■ Reading passage:
________________

Still further in accordance with the first embodiment, a sloping longitudinal portion is between a top surface of the raised longitudinal portion and a flat longitudinal surface of the main body, at least on the side of the concrete outer shell member.

Still further in accordance with the first embodiment, the at least one drainage channel has a top open end in the main body positioned outwardly of the raised longitudinal portion. Still further in accordance with the first embodiment, a longitudinal clearance extends along the main body from end to end of the block, the longitudinal body being in fluid communication with the at least one drainage channel and forming a generally horizontal channel when one of the block is stacked on another of the block.

Still further in accordance with the first embodiment, the main body comprises at least one vertical throughbore for receiving a vertical structural member, the at least one vertical throughbore of one of the blocks being aligned with the at least one vertical throughbore of another of the blocks when the blocks are stacked on one another.

Still further in accordance with the first embodiment, each of the upstanding slots has at least a portion with a T-shaped sectional shape.

Still further in accordance with the first embodiment, each of the upstanding slots has at least a portion with an L-shaped sectional shape

Still further in accordance with the first embodiment, at least a portion of the upstanding slots is located outwardly of the at least one drainage channel .

________________

■ Things to do:
1. In the concrete block passage, what is the vertical throughbore in the main body meant to receive?
2. Write the next part of the concrete block passage, picking up after its final sentence.
The records aren't needed for anything here.

■ Provided information:
________________

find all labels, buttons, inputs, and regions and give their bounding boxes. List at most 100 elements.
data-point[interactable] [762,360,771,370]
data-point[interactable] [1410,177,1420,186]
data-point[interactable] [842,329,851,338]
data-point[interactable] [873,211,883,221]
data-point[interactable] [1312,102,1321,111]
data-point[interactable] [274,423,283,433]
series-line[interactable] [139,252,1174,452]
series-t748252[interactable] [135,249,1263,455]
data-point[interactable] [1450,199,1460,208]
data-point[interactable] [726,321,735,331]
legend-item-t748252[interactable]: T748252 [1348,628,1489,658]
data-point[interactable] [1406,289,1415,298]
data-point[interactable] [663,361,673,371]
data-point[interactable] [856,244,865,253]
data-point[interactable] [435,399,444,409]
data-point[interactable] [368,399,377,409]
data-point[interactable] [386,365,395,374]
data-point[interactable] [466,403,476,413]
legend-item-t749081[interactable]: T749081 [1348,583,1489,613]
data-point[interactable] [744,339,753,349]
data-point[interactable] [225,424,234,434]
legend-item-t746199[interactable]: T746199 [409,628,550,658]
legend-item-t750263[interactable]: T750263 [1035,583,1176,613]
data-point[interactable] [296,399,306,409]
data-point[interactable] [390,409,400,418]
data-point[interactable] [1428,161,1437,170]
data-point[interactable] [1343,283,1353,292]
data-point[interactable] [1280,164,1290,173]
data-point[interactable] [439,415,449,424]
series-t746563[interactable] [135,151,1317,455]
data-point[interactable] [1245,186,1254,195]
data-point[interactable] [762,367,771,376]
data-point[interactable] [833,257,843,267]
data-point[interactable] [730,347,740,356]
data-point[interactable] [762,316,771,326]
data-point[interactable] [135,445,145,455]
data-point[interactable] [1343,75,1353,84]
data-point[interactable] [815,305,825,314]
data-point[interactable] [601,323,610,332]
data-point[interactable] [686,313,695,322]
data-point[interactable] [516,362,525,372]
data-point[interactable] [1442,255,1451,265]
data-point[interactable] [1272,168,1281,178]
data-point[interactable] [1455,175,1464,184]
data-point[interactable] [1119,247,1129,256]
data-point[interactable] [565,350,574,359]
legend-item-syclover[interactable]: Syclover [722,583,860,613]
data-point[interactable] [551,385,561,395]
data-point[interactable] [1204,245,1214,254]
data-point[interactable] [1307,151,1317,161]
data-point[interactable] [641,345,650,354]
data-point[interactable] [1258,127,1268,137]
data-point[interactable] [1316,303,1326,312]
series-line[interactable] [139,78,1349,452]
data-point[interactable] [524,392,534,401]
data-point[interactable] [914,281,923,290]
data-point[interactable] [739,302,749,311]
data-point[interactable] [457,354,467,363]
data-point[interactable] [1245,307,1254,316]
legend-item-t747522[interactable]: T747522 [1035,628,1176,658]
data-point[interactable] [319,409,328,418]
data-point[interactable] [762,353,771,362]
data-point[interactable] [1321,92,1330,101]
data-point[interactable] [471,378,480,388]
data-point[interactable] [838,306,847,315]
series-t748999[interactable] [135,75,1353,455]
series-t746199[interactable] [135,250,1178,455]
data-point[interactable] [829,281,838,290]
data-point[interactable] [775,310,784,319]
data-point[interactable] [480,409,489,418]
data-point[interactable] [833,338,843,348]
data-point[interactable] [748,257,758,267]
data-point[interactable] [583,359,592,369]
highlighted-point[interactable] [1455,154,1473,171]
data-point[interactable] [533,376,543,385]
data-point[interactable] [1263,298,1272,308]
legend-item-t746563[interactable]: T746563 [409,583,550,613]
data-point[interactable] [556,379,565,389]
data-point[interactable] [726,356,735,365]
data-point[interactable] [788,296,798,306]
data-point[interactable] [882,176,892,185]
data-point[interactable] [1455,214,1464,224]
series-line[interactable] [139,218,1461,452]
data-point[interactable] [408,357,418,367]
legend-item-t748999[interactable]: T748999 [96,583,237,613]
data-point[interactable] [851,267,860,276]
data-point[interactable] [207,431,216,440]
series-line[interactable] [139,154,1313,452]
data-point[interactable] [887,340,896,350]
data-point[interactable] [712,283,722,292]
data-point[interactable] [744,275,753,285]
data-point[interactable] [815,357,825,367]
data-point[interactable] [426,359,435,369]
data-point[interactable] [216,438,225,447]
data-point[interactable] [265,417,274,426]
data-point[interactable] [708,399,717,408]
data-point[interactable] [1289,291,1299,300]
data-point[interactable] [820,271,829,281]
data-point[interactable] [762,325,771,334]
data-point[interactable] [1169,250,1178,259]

________________

■ Answers:
1. A vertical structural member.

2.
Still further in accordance with the first embodiment, an upper longitudinal shoulder extends along at least the concrete outer shell member end to end of the block, and a lower longitudinal projection extending along at least the concrete outer shell member end to end of the block, the upper longitudinal shoulder being below a lowermost top surface of the main body while the lower longitudinal projection being below a lowermost bottom surface of the main body, the longitudinal shoulder and the longitudinal projection being in mating engagement when one of the block is stacked on another of the block. In accordance with a second embodiment, there is provided an assembly for forming a wall, comprising: a plurality of the block as described above; and a plurality of connectors for interconnecting pairs of the block being positioned end to end.

Further in accordance with the second embodiment, each of the connectors has a first portion captively received in an end of one of the blocks of a pair, and a second portion captively received in an end of another of the blocks of a pair.

Still further in accordance with the second embodiment, the connectors and the upstanding slots of respective pairs concurrently form a sliding joint for sliding the connectors into the respective pairs.

Still further in accordance with the second embodiment, the sliding joint has a direction that is transverse to a longitudinal direction of the blocks.

Still further in accordance with the second embodiment, each of the connectors has an inner portion located inward of the at least one drainage channel and an outer portion located outward of the at least one drainage channel.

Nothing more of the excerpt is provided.